Excerpted passage
# Username length 16



## amilojko (Dec 6, 2011)

I know this has been discussed to the n(th) degree but I am wondering if FreeBSD project has plans to increase the number of characters in a username to 60+ in future releases. Or am I going to start using other OS? After using FreeBSD for over a decade I hate to have DOS 8.3 character limits sort of thing. I don't want to rebuild the world either.

Any light on this?

Thanks!


----------



## fonz (Dec 7, 2011)

amilojko said:
			
		

> plans to increase the number of characters in a username to 60+


Why in the name of [_insert favourite deity/celebrity/scientist here_] would you want that? :q You do know that there's a Gecos field, right?



			
				amilojko said:
			
		

> Or am I going to start using other OS.


That is of course your choice. Somehow I feel strangely *un*affected. :e



			
				amilojko said:
			
		

> After using FreeBSD for over a decade
> [snip]
> I don't want to rebuild the world either.


If you've been using FreeBSD that long you ought to know that wanting something that nobody else wants but not wanting to do anything for it doesn't usually produce much result.

Stated exercise 1
Answer these questions about the forum thread on username length:
(a) For how long has amilojko been using FreeBSD?
(b) What number of characters in a username does amilojko ask about?
(c) Which field does fonz ask whether amilojko knows about?
The forum thread above has no connection to the entries that come next.

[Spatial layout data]
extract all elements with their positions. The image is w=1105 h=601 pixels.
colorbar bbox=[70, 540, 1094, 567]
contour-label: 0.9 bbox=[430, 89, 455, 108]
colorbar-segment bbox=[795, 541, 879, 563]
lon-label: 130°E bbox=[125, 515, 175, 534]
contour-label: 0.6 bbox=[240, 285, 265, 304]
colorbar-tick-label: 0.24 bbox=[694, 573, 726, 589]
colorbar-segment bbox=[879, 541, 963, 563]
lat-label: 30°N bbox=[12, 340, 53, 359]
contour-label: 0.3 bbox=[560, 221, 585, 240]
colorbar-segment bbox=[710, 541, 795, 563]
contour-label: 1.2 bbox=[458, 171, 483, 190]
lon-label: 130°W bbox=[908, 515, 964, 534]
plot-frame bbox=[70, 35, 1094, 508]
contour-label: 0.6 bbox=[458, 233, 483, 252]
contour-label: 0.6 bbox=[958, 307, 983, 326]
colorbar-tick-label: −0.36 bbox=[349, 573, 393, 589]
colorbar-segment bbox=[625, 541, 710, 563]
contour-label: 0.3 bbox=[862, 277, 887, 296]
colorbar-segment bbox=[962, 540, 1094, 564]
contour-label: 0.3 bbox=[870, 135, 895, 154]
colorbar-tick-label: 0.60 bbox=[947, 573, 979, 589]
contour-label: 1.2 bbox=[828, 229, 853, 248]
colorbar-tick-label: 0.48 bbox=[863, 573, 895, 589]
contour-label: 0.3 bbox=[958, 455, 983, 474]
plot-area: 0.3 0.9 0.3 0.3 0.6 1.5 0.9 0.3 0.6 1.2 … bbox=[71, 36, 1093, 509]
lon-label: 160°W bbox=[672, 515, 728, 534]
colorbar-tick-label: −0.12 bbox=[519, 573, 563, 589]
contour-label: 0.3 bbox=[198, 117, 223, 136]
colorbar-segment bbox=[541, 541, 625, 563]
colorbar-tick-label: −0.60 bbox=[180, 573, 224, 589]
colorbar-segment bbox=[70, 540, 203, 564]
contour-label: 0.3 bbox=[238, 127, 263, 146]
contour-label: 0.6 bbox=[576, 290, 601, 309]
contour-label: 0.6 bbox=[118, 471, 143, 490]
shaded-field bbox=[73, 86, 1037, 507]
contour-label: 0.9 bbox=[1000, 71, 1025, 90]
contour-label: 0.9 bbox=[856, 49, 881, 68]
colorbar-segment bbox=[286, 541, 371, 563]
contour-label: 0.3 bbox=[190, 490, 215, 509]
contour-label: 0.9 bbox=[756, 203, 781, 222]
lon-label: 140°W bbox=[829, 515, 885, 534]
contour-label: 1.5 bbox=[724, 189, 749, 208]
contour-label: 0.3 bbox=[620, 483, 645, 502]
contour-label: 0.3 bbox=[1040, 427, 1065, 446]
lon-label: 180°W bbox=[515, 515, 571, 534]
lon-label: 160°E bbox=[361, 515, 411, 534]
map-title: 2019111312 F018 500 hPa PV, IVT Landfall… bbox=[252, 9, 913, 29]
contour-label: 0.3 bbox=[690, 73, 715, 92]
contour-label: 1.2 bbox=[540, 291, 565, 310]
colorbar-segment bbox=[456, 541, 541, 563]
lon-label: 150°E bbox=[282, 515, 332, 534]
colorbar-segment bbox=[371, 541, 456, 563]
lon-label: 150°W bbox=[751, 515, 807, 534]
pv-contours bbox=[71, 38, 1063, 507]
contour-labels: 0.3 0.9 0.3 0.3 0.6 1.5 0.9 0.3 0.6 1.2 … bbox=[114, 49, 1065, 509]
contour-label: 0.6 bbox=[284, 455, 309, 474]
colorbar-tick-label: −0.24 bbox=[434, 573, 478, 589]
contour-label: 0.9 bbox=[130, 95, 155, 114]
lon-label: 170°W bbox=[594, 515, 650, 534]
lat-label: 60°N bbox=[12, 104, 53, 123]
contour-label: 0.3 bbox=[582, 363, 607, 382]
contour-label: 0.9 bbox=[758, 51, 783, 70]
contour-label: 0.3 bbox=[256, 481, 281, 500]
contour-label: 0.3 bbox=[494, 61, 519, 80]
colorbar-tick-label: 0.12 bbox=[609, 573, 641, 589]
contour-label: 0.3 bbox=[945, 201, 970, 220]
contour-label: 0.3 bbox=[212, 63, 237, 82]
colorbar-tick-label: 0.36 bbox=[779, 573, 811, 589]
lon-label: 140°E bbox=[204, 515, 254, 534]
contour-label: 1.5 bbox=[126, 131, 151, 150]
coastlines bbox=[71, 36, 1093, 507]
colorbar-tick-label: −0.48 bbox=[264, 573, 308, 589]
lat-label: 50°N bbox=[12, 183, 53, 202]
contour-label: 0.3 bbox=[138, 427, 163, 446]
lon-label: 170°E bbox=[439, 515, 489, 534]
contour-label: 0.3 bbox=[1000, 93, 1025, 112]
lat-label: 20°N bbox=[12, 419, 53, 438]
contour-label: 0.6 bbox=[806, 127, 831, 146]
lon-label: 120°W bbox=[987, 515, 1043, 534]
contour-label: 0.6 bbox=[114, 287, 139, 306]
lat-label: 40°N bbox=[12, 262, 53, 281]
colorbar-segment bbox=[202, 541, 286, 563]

Stated exercise 2
Turn the lines of the entries from the very first one through the line containing "contour-label: 0.6 bbox=[458, 233, 483, 252]" into a JSON list of strings, one string per line and no strings for blank lines.

Exercise result 1
(a) Over a decade.
(b) 60+.
(c) The Gecos field.

Exercise result 2
[
  "extract all elements with their positions. The image is w=1105 h=601 pixels.",
  "colorbar bbox=[70, 540, 1094, 567]",
  "contour-label: 0.9 bbox=[430, 89, 455, 108]",
  "colorbar-segment bbox=[795, 541, 879, 563]",
  "lon-label: 130°E bbox=[125, 515, 175, 534]",
  "contour-label: 0.6 bbox=[240, 285, 265, 304]",
  "colorbar-tick-label: 0.24 bbox=[694, 573, 726, 589]",
  "colorbar-segment bbox=[879, 541, 963, 563]",
  "lat-label: 30°N bbox=[12, 340, 53, 359]",
  "contour-label: 0.3 bbox=[560, 221, 585, 240]",
  "colorbar-segment bbox=[710, 541, 795, 563]",
  "contour-label: 1.2 bbox=[458, 171, 483, 190]",
  "lon-label: 130°W bbox=[908, 515, 964, 534]",
  "plot-frame bbox=[70, 35, 1094, 508]",
  "contour-label: 0.6 bbox=[458, 233, 483, 252]"
]